[Stored data]

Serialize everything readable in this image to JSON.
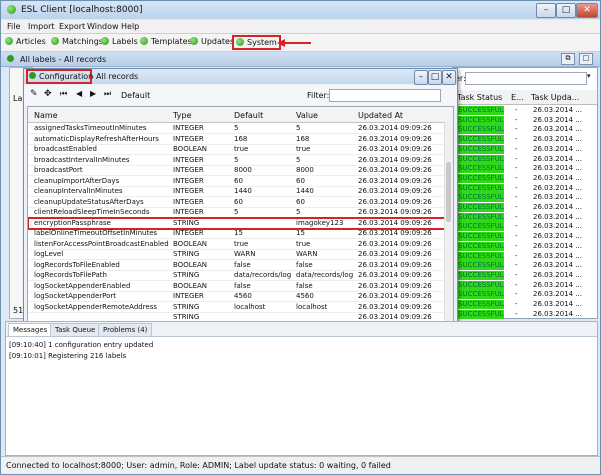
{
  "window": {
    "title": "ESL Client [localhost:8000]"
  },
  "menu": [
    "File",
    "Import",
    "Export",
    "Window",
    "Help"
  ],
  "toolbar": [
    "Articles",
    "Matchings",
    "Labels",
    "Templates",
    "Updates",
    "System"
  ],
  "panel": {
    "title": "All labels - All records"
  },
  "right_panel": {
    "filter_label": "er:",
    "headers": [
      "Task Status",
      "E...",
      "Task Upda..."
    ],
    "rows": [
      [
        "SUCCESSFUL",
        "-",
        "26.03.2014 ..."
      ],
      [
        "SUCCESSFUL",
        "-",
        "26.03.2014 ..."
      ],
      [
        "SUCCESSFUL",
        "-",
        "26.03.2014 ..."
      ],
      [
        "SUCCESSFUL",
        "-",
        "26.03.2014 ..."
      ],
      [
        "SUCCESSFUL",
        "-",
        "26.03.2014 ..."
      ],
      [
        "SUCCESSFUL",
        "-",
        "26.03.2014 ..."
      ],
      [
        "SUCCESSFUL",
        "-",
        "26.03.2014 ..."
      ],
      [
        "SUCCESSFUL",
        "-",
        "26.03.2014 ..."
      ],
      [
        "SUCCESSFUL",
        "-",
        "26.03.2014 ..."
      ],
      [
        "SUCCESSFUL",
        "-",
        "26.03.2014 ..."
      ],
      [
        "SUCCESSFUL",
        "-",
        "26.03.2014 ..."
      ],
      [
        "SUCCESSFUL",
        "-",
        "26.03.2014 ..."
      ],
      [
        "SUCCESSFUL",
        "-",
        "26.03.2014 ..."
      ],
      [
        "SUCCESSFUL",
        "-",
        "26.03.2014 ..."
      ],
      [
        "SUCCESSFUL",
        "-",
        "26.03.2014 ..."
      ],
      [
        "SUCCESSFUL",
        "-",
        "26.03.2014 ..."
      ],
      [
        "SUCCESSFUL",
        "-",
        "26.03.2014 ..."
      ],
      [
        "SUCCESSFUL",
        "-",
        "26.03.2014 ..."
      ],
      [
        "SUCCESSFUL",
        "-",
        "26.03.2014 ..."
      ],
      [
        "SUCCESSFUL",
        "-",
        "26.03.2014 ..."
      ],
      [
        "SUCCESSFUL",
        "-",
        "26.03.2014 ..."
      ],
      [
        "SUCCESSFUL",
        "-",
        "26.03.2014 ..."
      ]
    ]
  },
  "config": {
    "title": "Configuration",
    "subtitle": "All records",
    "default_label": "Default",
    "filter_label": "Filter:",
    "columns": [
      "Name",
      "Type",
      "Default",
      "Value",
      "Updated At"
    ],
    "rows": [
      [
        "assignedTasksTimeoutInMinutes",
        "INTEGER",
        "5",
        "5",
        "26.03.2014 09:09:26"
      ],
      [
        "automaticDisplayRefreshAfterHours",
        "INTEGER",
        "168",
        "168",
        "26.03.2014 09:09:26"
      ],
      [
        "broadcastEnabled",
        "BOOLEAN",
        "true",
        "true",
        "26.03.2014 09:09:26"
      ],
      [
        "broadcastIntervalInMinutes",
        "INTEGER",
        "5",
        "5",
        "26.03.2014 09:09:26"
      ],
      [
        "broadcastPort",
        "INTEGER",
        "8000",
        "8000",
        "26.03.2014 09:09:26"
      ],
      [
        "cleanupImportAfterDays",
        "INTEGER",
        "60",
        "60",
        "26.03.2014 09:09:26"
      ],
      [
        "cleanupIntervalInMinutes",
        "INTEGER",
        "1440",
        "1440",
        "26.03.2014 09:09:26"
      ],
      [
        "cleanupUpdateStatusAfterDays",
        "INTEGER",
        "60",
        "60",
        "26.03.2014 09:09:26"
      ],
      [
        "clientReloadSleepTimeInSeconds",
        "INTEGER",
        "5",
        "5",
        "26.03.2014 09:09:26"
      ],
      [
        "encryptionPassphrase",
        "STRING",
        "",
        "imagokey123",
        "26.03.2014 09:09:26"
      ],
      [
        "labelOnlineTimeoutOffsetInMinutes",
        "INTEGER",
        "15",
        "15",
        "26.03.2014 09:09:26"
      ],
      [
        "listenForAccessPointBroadcastEnabled",
        "BOOLEAN",
        "true",
        "true",
        "26.03.2014 09:09:26"
      ],
      [
        "logLevel",
        "STRING",
        "WARN",
        "WARN",
        "26.03.2014 09:09:26"
      ],
      [
        "logRecordsToFileEnabled",
        "BOOLEAN",
        "false",
        "false",
        "26.03.2014 09:09:26"
      ],
      [
        "logRecordsToFilePath",
        "STRING",
        "data/records/log",
        "data/records/log",
        "26.03.2014 09:09:26"
      ],
      [
        "logSocketAppenderEnabled",
        "BOOLEAN",
        "false",
        "false",
        "26.03.2014 09:09:26"
      ],
      [
        "logSocketAppenderPort",
        "INTEGER",
        "4560",
        "4560",
        "26.03.2014 09:09:26"
      ],
      [
        "logSocketAppenderRemoteAddress",
        "STRING",
        "localhost",
        "localhost",
        "26.03.2014 09:09:26"
      ],
      [
        "",
        "STRING",
        "",
        "",
        "26.03.2014 09:09:26"
      ]
    ]
  },
  "bottom": {
    "tabs": [
      "Messages",
      "Task Queue",
      "Problems (4)"
    ],
    "logs": [
      "[09:10:40] 1 configuration entry updated",
      "[09:10:01] Registering 216 labels"
    ]
  },
  "side_numbers": [
    "La",
    "51"
  ],
  "status": "Connected to localhost:8000; User: admin, Role: ADMIN; Label update status: 0 waiting, 0 failed"
}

**STATED EXERCISE:**
Transcribe the entries above verbatim, omitting their pictures.

**FINAL RESULT:**
Serialize everything readable in this image to JSON.
{
  "window": {
    "title": "ESL Client [localhost:8000]"
  },
  "menu": [
    "File",
    "Import",
    "Export",
    "Window",
    "Help"
  ],
  "toolbar": [
    "Articles",
    "Matchings",
    "Labels",
    "Templates",
    "Updates",
    "System"
  ],
  "panel": {
    "title": "All labels - All records"
  },
  "right_panel": {
    "filter_label": "er:",
    "headers": [
      "Task Status",
      "E...",
      "Task Upda..."
    ],
    "rows": [
      [
        "SUCCESSFUL",
        "-",
        "26.03.2014 ..."
      ],
      [
        "SUCCESSFUL",
        "-",
        "26.03.2014 ..."
      ],
      [
        "SUCCESSFUL",
        "-",
        "26.03.2014 ..."
      ],
      [
        "SUCCESSFUL",
        "-",
        "26.03.2014 ..."
      ],
      [
        "SUCCESSFUL",
        "-",
        "26.03.2014 ..."
      ],
      [
        "SUCCESSFUL",
        "-",
        "26.03.2014 ..."
      ],
      [
        "SUCCESSFUL",
        "-",
        "26.03.2014 ..."
      ],
      [
        "SUCCESSFUL",
        "-",
        "26.03.2014 ..."
      ],
      [
        "SUCCESSFUL",
        "-",
        "26.03.2014 ..."
      ],
      [
        "SUCCESSFUL",
        "-",
        "26.03.2014 ..."
      ],
      [
        "SUCCESSFUL",
        "-",
        "26.03.2014 ..."
      ],
      [
        "SUCCESSFUL",
        "-",
        "26.03.2014 ..."
      ],
      [
        "SUCCESSFUL",
        "-",
        "26.03.2014 ..."
      ],
      [
        "SUCCESSFUL",
        "-",
        "26.03.2014 ..."
      ],
      [
        "SUCCESSFUL",
        "-",
        "26.03.2014 ..."
      ],
      [
        "SUCCESSFUL",
        "-",
        "26.03.2014 ..."
      ],
      [
        "SUCCESSFUL",
        "-",
        "26.03.2014 ..."
      ],
      [
        "SUCCESSFUL",
        "-",
        "26.03.2014 ..."
      ],
      [
        "SUCCESSFUL",
        "-",
        "26.03.2014 ..."
      ],
      [
        "SUCCESSFUL",
        "-",
        "26.03.2014 ..."
      ],
      [
        "SUCCESSFUL",
        "-",
        "26.03.2014 ..."
      ],
      [
        "SUCCESSFUL",
        "-",
        "26.03.2014 ..."
      ]
    ]
  },
  "config": {
    "title": "Configuration",
    "subtitle": "All records",
    "default_label": "Default",
    "filter_label": "Filter:",
    "columns": [
      "Name",
      "Type",
      "Default",
      "Value",
      "Updated At"
    ],
    "rows": [
      [
        "assignedTasksTimeoutInMinutes",
        "INTEGER",
        "5",
        "5",
        "26.03.2014 09:09:26"
      ],
      [
        "automaticDisplayRefreshAfterHours",
        "INTEGER",
        "168",
        "168",
        "26.03.2014 09:09:26"
      ],
      [
        "broadcastEnabled",
        "BOOLEAN",
        "true",
        "true",
        "26.03.2014 09:09:26"
      ],
      [
        "broadcastIntervalInMinutes",
        "INTEGER",
        "5",
        "5",
        "26.03.2014 09:09:26"
      ],
      [
        "broadcastPort",
        "INTEGER",
        "8000",
        "8000",
        "26.03.2014 09:09:26"
      ],
      [
        "cleanupImportAfterDays",
        "INTEGER",
        "60",
        "60",
        "26.03.2014 09:09:26"
      ],
      [
        "cleanupIntervalInMinutes",
        "INTEGER",
        "1440",
        "1440",
        "26.03.2014 09:09:26"
      ],
      [
        "cleanupUpdateStatusAfterDays",
        "INTEGER",
        "60",
        "60",
        "26.03.2014 09:09:26"
      ],
      [
        "clientReloadSleepTimeInSeconds",
        "INTEGER",
        "5",
        "5",
        "26.03.2014 09:09:26"
      ],
      [
        "encryptionPassphrase",
        "STRING",
        "",
        "imagokey123",
        "26.03.2014 09:09:26"
      ],
      [
        "labelOnlineTimeoutOffsetInMinutes",
        "INTEGER",
        "15",
        "15",
        "26.03.2014 09:09:26"
      ],
      [
        "listenForAccessPointBroadcastEnabled",
        "BOOLEAN",
        "true",
        "true",
        "26.03.2014 09:09:26"
      ],
      [
        "logLevel",
        "STRING",
        "WARN",
        "WARN",
        "26.03.2014 09:09:26"
      ],
      [
        "logRecordsToFileEnabled",
        "BOOLEAN",
        "false",
        "false",
        "26.03.2014 09:09:26"
      ],
      [
        "logRecordsToFilePath",
        "STRING",
        "data/records/log",
        "data/records/log",
        "26.03.2014 09:09:26"
      ],
      [
        "logSocketAppenderEnabled",
        "BOOLEAN",
        "false",
        "false",
        "26.03.2014 09:09:26"
      ],
      [
        "logSocketAppenderPort",
        "INTEGER",
        "4560",
        "4560",
        "26.03.2014 09:09:26"
      ],
      [
        "logSocketAppenderRemoteAddress",
        "STRING",
        "localhost",
        "localhost",
        "26.03.2014 09:09:26"
      ],
      [
        "",
        "STRING",
        "",
        "",
        "26.03.2014 09:09:26"
      ]
    ]
  },
  "bottom": {
    "tabs": [
      "Messages",
      "Task Queue",
      "Problems (4)"
    ],
    "logs": [
      "[09:10:40] 1 configuration entry updated",
      "[09:10:01] Registering 216 labels"
    ]
  },
  "side_numbers": [
    "La",
    "51"
  ],
  "status": "Connected to localhost:8000; User: admin, Role: ADMIN; Label update status: 0 waiting, 0 failed"
}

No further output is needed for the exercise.